*What the task requires*
Make an exact copy of the records, with the pictures left out.

*Given entries*
* BEGIN *

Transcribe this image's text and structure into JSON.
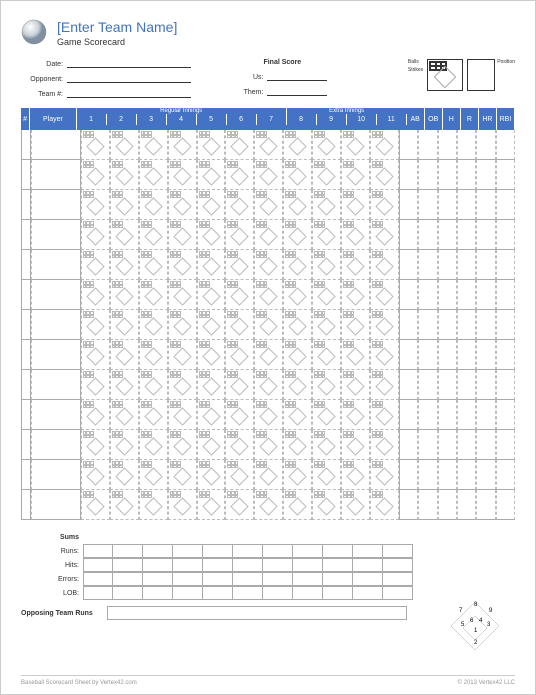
{
  "title": "[Enter Team Name]",
  "subtitle": "Game Scorecard",
  "info_labels": {
    "date": "Date:",
    "opponent": "Opponent:",
    "team_num": "Team #:",
    "final_score": "Final Score",
    "us": "Us:",
    "them": "Them:"
  },
  "legend": {
    "balls": "Balls",
    "strikes": "Strikes",
    "position": "Position"
  },
  "header": {
    "num": "#",
    "player": "Player",
    "regular": "Regular Innings",
    "extra": "Extra Innings",
    "innings": [
      "1",
      "2",
      "3",
      "4",
      "5",
      "6",
      "7",
      "8",
      "9",
      "10",
      "11"
    ],
    "stats": [
      "AB",
      "OB",
      "H",
      "R",
      "HR",
      "RBI"
    ]
  },
  "rows": 13,
  "summary": {
    "title": "Sums",
    "labels": [
      "Runs:",
      "Hits:",
      "Errors:",
      "LOB:"
    ],
    "opposing": "Opposing Team Runs"
  },
  "field_positions": [
    "7",
    "8",
    "9",
    "5",
    "6",
    "4",
    "3",
    "1",
    "2"
  ],
  "footer": {
    "left": "Baseball Scorecard Sheet by Vertex42.com",
    "right": "© 2013 Vertex42 LLC"
  },
  "colors": {
    "header_bg": "#4472c4",
    "border": "#aaaaaa",
    "dashed": "#bbbbbb"
  }
}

* END *

*Expected output*
Transcribe this image's text and structure into JSON.
{
  "title": "[Enter Team Name]",
  "subtitle": "Game Scorecard",
  "info_labels": {
    "date": "Date:",
    "opponent": "Opponent:",
    "team_num": "Team #:",
    "final_score": "Final Score",
    "us": "Us:",
    "them": "Them:"
  },
  "legend": {
    "balls": "Balls",
    "strikes": "Strikes",
    "position": "Position"
  },
  "header": {
    "num": "#",
    "player": "Player",
    "regular": "Regular Innings",
    "extra": "Extra Innings",
    "innings": [
      "1",
      "2",
      "3",
      "4",
      "5",
      "6",
      "7",
      "8",
      "9",
      "10",
      "11"
    ],
    "stats": [
      "AB",
      "OB",
      "H",
      "R",
      "HR",
      "RBI"
    ]
  },
  "rows": 13,
  "summary": {
    "title": "Sums",
    "labels": [
      "Runs:",
      "Hits:",
      "Errors:",
      "LOB:"
    ],
    "opposing": "Opposing Team Runs"
  },
  "field_positions": [
    "7",
    "8",
    "9",
    "5",
    "6",
    "4",
    "3",
    "1",
    "2"
  ],
  "footer": {
    "left": "Baseball Scorecard Sheet by Vertex42.com",
    "right": "© 2013 Vertex42 LLC"
  },
  "colors": {
    "header_bg": "#4472c4",
    "border": "#aaaaaa",
    "dashed": "#bbbbbb"
  }
}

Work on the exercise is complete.